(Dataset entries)

########################################

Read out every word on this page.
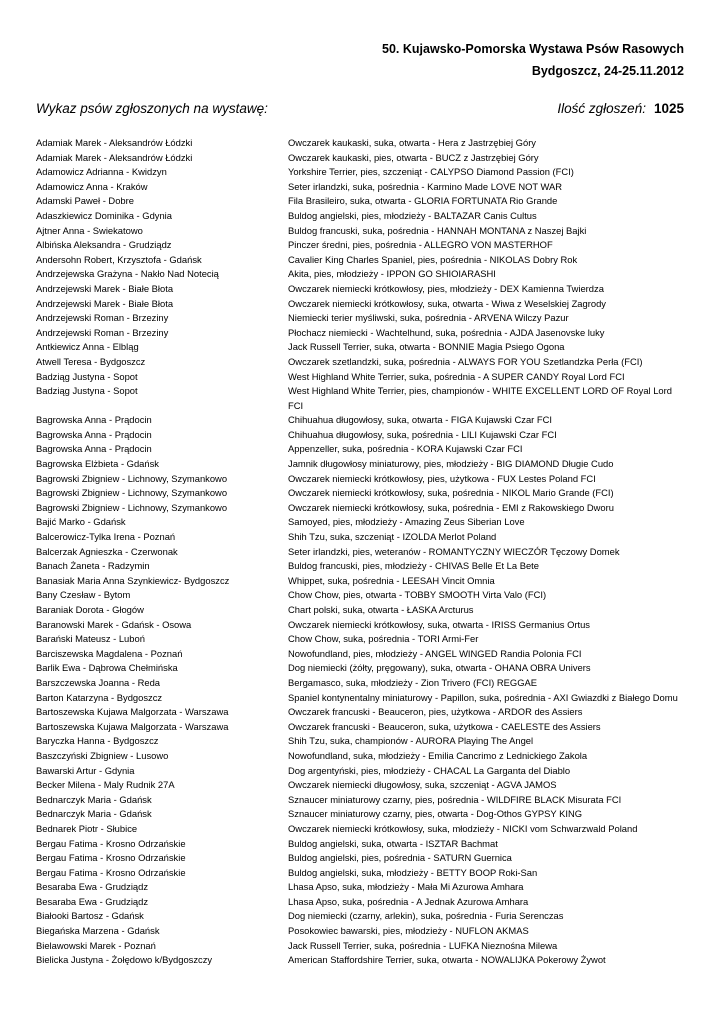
50. Kujawsko-Pomorska Wystawa Psów Rasowych
Bydgoszcz, 24-25.11.2012
Wykaz psów zgłoszonych na wystawę:	Ilość zgłoszeń: 1025
Adamiak Marek - Aleksandrów Łódzki	Owczarek kaukaski, suka, otwarta - Hera z Jastrzębiej Góry
Adamiak Marek - Aleksandrów Łódzki	Owczarek kaukaski, pies, otwarta - BUCZ z Jastrzębiej Góry
Adamowicz Adrianna - Kwidzyn	Yorkshire Terrier, pies, szczeniąt - CALYPSO Diamond Passion (FCI)
Adamowicz Anna - Kraków	Seter irlandzki, suka, pośrednia - Karmino Made LOVE NOT WAR
Adamski Paweł - Dobre	Fila Brasileiro, suka, otwarta - GLORIA FORTUNATA Rio Grande
Adaszkiewicz Dominika - Gdynia	Buldog angielski, pies, młodzieży - BALTAZAR Canis Cultus
Ajtner Anna - Swiekatowo	Buldog francuski, suka, pośrednia - HANNAH MONTANA z Naszej Bajki
Albińska Aleksandra - Grudziądz	Pinczer średni, pies, pośrednia - ALLEGRO VON MASTERHOF
Andersohn Robert, Krzysztofa - Gdańsk	Cavalier King Charles Spaniel, pies, pośrednia - NIKOLAS Dobry Rok
Andrzejewska Grażyna - Nakło Nad Notecią	Akita, pies, młodzieży - IPPON GO SHIOIARASHI
Andrzejewski Marek - Białe Błota	Owczarek niemiecki krótkowłosy, pies, młodzieży - DEX Kamienna Twierdza
Andrzejewski Marek - Białe Błota	Owczarek niemiecki krótkowłosy, suka, otwarta - Wiwa z Weselskiej Zagrody
Andrzejewski Roman - Brzeziny	Niemiecki terier myśliwski, suka, pośrednia - ARVENA Wilczy Pazur
Andrzejewski Roman - Brzeziny	Płochacz niemiecki - Wachtelhund, suka, pośrednia - AJDA Jasenovske luky
Antkiewicz Anna - Elbląg	Jack Russell Terrier, suka, otwarta - BONNIE Magia Psiego Ogona
Atwell Teresa - Bydgoszcz	Owczarek szetlandzki, suka, pośrednia - ALWAYS FOR YOU Szetlandzka Perła (FCI)
Badziąg Justyna - Sopot	West Highland White Terrier, suka, pośrednia - A SUPER CANDY Royal Lord FCI
Badziąg Justyna - Sopot	West Highland White Terrier, pies, championów - WHITE EXCELLENT LORD OF Royal Lord FCI
Bagrowska Anna - Prądocin	Chihuahua długowłosy, suka, otwarta - FIGA Kujawski Czar FCI
Bagrowska Anna - Prądocin	Chihuahua długowłosy, suka, pośrednia - LILI Kujawski Czar FCI
Bagrowska Anna - Prądocin	Appenzeller, suka, pośrednia - KORA Kujawski Czar FCI
Bagrowska Elżbieta - Gdańsk	Jamnik długowłosy miniaturowy, pies, młodzieży - BIG DIAMOND Długie Cudo
Bagrowski Zbigniew - Lichnowy, Szymankowo	Owczarek niemiecki krótkowłosy, pies, użytkowa - FUX Lestes Poland FCI
Bagrowski Zbigniew - Lichnowy, Szymankowo	Owczarek niemiecki krótkowłosy, suka, pośrednia - NIKOL Mario Grande (FCI)
Bagrowski Zbigniew - Lichnowy, Szymankowo	Owczarek niemiecki krótkowłosy, suka, pośrednia - EMI z Rakowskiego Dworu
Bajić Marko - Gdańsk	Samoyed, pies, młodzieży - Amazing Zeus Siberian Love
Balcerowicz-Tylka Irena - Poznań	Shih Tzu, suka, szczeniąt - IZOLDA Merlot Poland
Balcerzak Agnieszka - Czerwonak	Seter irlandzki, pies, weteranów - ROMANTYCZNY WIECZÓR Tęczowy Domek
Banach Żaneta - Radzymin	Buldog francuski, pies, młodzieży - CHIVAS Belle Et La Bete
Banasiak Maria Anna Szynkiewicz- Bydgoszcz	Whippet, suka, pośrednia - LEESAH Vincit Omnia
Bany Czesław - Bytom	Chow Chow, pies, otwarta - TOBBY SMOOTH Virta Valo (FCI)
Baraniak Dorota - Głogów	Chart polski, suka, otwarta - ŁASKA Arcturus
Baranowski Marek - Gdańsk - Osowa	Owczarek niemiecki krótkowłosy, suka, otwarta - IRISS Germanius Ortus
Barański Mateusz - Luboń	Chow Chow, suka, pośrednia - TORI Armi-Fer
Barciszewska Magdalena - Poznań	Nowofundland, pies, młodzieży - ANGEL WINGED Randia Polonia FCI
Barlik Ewa - Dąbrowa Chełmińska	Dog niemiecki (żółty, pręgowany), suka, otwarta - OHANA OBRA Univers
Barszczewska Joanna - Reda	Bergamasco, suka, młodzieży - Zion Trivero (FCI) REGGAE
Barton Katarzyna - Bydgoszcz	Spaniel kontynentalny miniaturowy - Papillon, suka, pośrednia - AXI Gwiazdki z Białego Domu
Bartoszewska Kujawa Malgorzata - Warszawa	Owczarek francuski - Beauceron, pies, użytkowa - ARDOR des Assiers
Bartoszewska Kujawa Malgorzata - Warszawa	Owczarek francuski - Beauceron, suka, użytkowa - CAELESTE des Assiers
Baryczka Hanna - Bydgoszcz	Shih Tzu, suka, championów - AURORA Playing The Angel
Baszczyński Zbigniew - Lusowo	Nowofundland, suka, młodzieży - Emilia Cancrimo z Lednickiego Zakola
Bawarski Artur - Gdynia	Dog argentyński, pies, młodzieży - CHACAL La Garganta del Diablo
Becker Milena - Maly Rudnik 27A	Owczarek niemiecki długowłosy, suka, szczeniąt - AGVA JAMOS
Bednarczyk Maria - Gdańsk	Sznaucer miniaturowy czarny, pies, pośrednia - WILDFIRE BLACK Misurata FCI
Bednarczyk Maria - Gdańsk	Sznaucer miniaturowy czarny, pies, otwarta - Dog-Othos GYPSY KING
Bednarek Piotr - Słubice	Owczarek niemiecki krótkowłosy, suka, młodzieży - NICKI vom Schwarzwald Poland
Bergau Fatima - Krosno Odrzańskie	Buldog angielski, suka, otwarta - ISZTAR Bachmat
Bergau Fatima - Krosno Odrzańskie	Buldog angielski, pies, pośrednia - SATURN Guernica
Bergau Fatima - Krosno Odrzańskie	Buldog angielski, suka, młodzieży - BETTY BOOP Roki-San
Besaraba Ewa - Grudziądz	Lhasa Apso, suka, młodzieży - Mała Mi Azurowa Amhara
Besaraba Ewa - Grudziądz	Lhasa Apso, suka, pośrednia - A Jednak Azurowa Amhara
Białooki Bartosz - Gdańsk	Dog niemiecki (czarny, arlekin), suka, pośrednia - Furia Serenczas
Biegańska Marzena - Gdańsk	Posokowiec bawarski, pies, młodzieży - NUFLON AKMAS
Bielawowski Marek - Poznań	Jack Russell Terrier, suka, pośrednia - LUFKA Nieznośna Milewa
Bielicka Justyna - Żołędowo k/Bydgoszczy	American Staffordshire Terrier, suka, otwarta - NOWALIJKA Pokerowy Żywot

########################################

Your task: Find how many lines in the material hold the word "Poland" and state that number alone.

Completed task: 3